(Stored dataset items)
>>>>
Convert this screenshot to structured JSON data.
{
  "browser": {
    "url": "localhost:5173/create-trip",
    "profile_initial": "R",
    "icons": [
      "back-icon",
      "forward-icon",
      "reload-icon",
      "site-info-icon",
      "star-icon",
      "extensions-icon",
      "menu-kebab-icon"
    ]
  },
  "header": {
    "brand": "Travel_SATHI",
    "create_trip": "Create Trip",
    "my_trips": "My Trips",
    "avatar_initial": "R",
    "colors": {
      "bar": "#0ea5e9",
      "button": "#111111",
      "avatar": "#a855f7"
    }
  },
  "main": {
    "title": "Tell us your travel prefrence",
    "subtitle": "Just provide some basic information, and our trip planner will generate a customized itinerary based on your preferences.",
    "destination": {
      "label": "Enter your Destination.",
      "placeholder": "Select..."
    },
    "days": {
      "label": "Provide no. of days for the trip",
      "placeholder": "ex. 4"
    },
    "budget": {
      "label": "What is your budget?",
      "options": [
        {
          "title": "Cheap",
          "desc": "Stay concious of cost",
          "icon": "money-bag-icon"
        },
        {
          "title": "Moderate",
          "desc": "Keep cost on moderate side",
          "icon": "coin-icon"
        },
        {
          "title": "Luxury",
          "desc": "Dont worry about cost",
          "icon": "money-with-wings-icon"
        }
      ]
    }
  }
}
<<<<
Filter the records down to the lines that contain the string "cost", and copy those lines.

          "desc": "Stay concious of cost",
          "desc": "Keep cost on moderate side",
          "desc": "Dont worry about cost",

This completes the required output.